PROBLEM DESCRIPTION: Using the entries below, transcribe exactly the line containing "What text is on this page?" and each line that follows it to the end.

Extracted records:
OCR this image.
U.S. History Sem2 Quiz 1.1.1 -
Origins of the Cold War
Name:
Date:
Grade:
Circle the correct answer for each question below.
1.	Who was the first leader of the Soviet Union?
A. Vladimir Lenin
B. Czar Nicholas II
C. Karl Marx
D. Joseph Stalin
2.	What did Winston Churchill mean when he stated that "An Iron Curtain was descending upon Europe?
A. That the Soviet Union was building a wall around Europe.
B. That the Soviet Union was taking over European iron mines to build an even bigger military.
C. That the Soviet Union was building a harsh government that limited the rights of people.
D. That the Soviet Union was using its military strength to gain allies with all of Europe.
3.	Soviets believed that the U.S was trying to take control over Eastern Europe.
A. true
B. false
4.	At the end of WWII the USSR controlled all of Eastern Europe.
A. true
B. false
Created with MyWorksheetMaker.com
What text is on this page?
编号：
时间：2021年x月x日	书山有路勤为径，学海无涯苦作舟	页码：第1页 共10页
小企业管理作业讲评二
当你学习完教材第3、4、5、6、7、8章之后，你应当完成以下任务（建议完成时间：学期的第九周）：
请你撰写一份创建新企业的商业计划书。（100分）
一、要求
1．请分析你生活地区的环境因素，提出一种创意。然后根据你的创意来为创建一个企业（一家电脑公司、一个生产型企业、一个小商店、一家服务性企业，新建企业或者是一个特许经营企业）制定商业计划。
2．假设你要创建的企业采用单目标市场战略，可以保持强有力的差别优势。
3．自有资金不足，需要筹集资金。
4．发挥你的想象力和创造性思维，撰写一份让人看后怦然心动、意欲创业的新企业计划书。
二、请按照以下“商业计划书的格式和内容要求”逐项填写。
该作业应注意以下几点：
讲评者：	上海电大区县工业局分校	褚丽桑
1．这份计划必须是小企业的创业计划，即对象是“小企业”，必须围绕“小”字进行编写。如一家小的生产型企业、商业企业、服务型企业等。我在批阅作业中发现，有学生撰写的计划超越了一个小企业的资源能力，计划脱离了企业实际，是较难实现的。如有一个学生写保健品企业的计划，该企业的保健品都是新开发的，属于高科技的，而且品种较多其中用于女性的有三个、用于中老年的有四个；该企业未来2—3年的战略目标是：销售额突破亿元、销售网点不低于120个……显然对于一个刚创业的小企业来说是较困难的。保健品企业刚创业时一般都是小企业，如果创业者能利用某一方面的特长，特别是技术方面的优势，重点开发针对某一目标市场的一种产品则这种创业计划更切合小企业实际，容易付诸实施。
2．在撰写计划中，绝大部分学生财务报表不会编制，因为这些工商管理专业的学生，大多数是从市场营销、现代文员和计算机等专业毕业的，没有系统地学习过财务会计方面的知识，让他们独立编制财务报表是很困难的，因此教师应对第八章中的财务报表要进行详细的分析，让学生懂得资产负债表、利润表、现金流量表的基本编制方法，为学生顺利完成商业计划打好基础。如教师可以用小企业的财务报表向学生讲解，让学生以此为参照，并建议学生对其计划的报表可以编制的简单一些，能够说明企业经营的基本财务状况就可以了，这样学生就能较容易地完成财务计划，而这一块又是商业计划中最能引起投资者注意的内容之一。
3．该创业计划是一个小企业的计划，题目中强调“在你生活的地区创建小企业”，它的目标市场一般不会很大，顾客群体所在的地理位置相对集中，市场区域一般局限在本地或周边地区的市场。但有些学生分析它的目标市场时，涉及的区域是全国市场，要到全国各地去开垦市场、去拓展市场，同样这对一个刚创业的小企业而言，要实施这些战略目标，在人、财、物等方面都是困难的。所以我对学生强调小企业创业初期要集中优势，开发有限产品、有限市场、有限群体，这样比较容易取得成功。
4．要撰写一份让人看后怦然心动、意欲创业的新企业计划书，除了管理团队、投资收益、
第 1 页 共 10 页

EXERCISE ANSWER:
What text is on this page?
编号：
时间：2021年x月x日	书山有路勤为径，学海无涯苦作舟	页码：第1页 共10页
小企业管理作业讲评二
当你学习完教材第3、4、5、6、7、8章之后，你应当完成以下任务（建议完成时间：学期的第九周）：
请你撰写一份创建新企业的商业计划书。（100分）
一、要求
1．请分析你生活地区的环境因素，提出一种创意。然后根据你的创意来为创建一个企业（一家电脑公司、一个生产型企业、一个小商店、一家服务性企业，新建企业或者是一个特许经营企业）制定商业计划。
2．假设你要创建的企业采用单目标市场战略，可以保持强有力的差别优势。
3．自有资金不足，需要筹集资金。
4．发挥你的想象力和创造性思维，撰写一份让人看后怦然心动、意欲创业的新企业计划书。
二、请按照以下“商业计划书的格式和内容要求”逐项填写。
该作业应注意以下几点：
讲评者：	上海电大区县工业局分校	褚丽桑
1．这份计划必须是小企业的创业计划，即对象是“小企业”，必须围绕“小”字进行编写。如一家小的生产型企业、商业企业、服务型企业等。我在批阅作业中发现，有学生撰写的计划超越了一个小企业的资源能力，计划脱离了企业实际，是较难实现的。如有一个学生写保健品企业的计划，该企业的保健品都是新开发的，属于高科技的，而且品种较多其中用于女性的有三个、用于中老年的有四个；该企业未来2—3年的战略目标是：销售额突破亿元、销售网点不低于120个……显然对于一个刚创业的小企业来说是较困难的。保健品企业刚创业时一般都是小企业，如果创业者能利用某一方面的特长，特别是技术方面的优势，重点开发针对某一目标市场的一种产品则这种创业计划更切合小企业实际，容易付诸实施。
2．在撰写计划中，绝大部分学生财务报表不会编制，因为这些工商管理专业的学生，大多数是从市场营销、现代文员和计算机等专业毕业的，没有系统地学习过财务会计方面的知识，让他们独立编制财务报表是很困难的，因此教师应对第八章中的财务报表要进行详细的分析，让学生懂得资产负债表、利润表、现金流量表的基本编制方法，为学生顺利完成商业计划打好基础。如教师可以用小企业的财务报表向学生讲解，让学生以此为参照，并建议学生对其计划的报表可以编制的简单一些，能够说明企业经营的基本财务状况就可以了，这样学生就能较容易地完成财务计划，而这一块又是商业计划中最能引起投资者注意的内容之一。
3．该创业计划是一个小企业的计划，题目中强调“在你生活的地区创建小企业”，它的目标市场一般不会很大，顾客群体所在的地理位置相对集中，市场区域一般局限在本地或周边地区的市场。但有些学生分析它的目标市场时，涉及的区域是全国市场，要到全国各地去开垦市场、去拓展市场，同样这对一个刚创业的小企业而言，要实施这些战略目标，在人、财、物等方面都是困难的。所以我对学生强调小企业创业初期要集中优势，开发有限产品、有限市场、有限群体，这样比较容易取得成功。
4．要撰写一份让人看后怦然心动、意欲创业的新企业计划书，除了管理团队、投资收益、
第 1 页 共 10 页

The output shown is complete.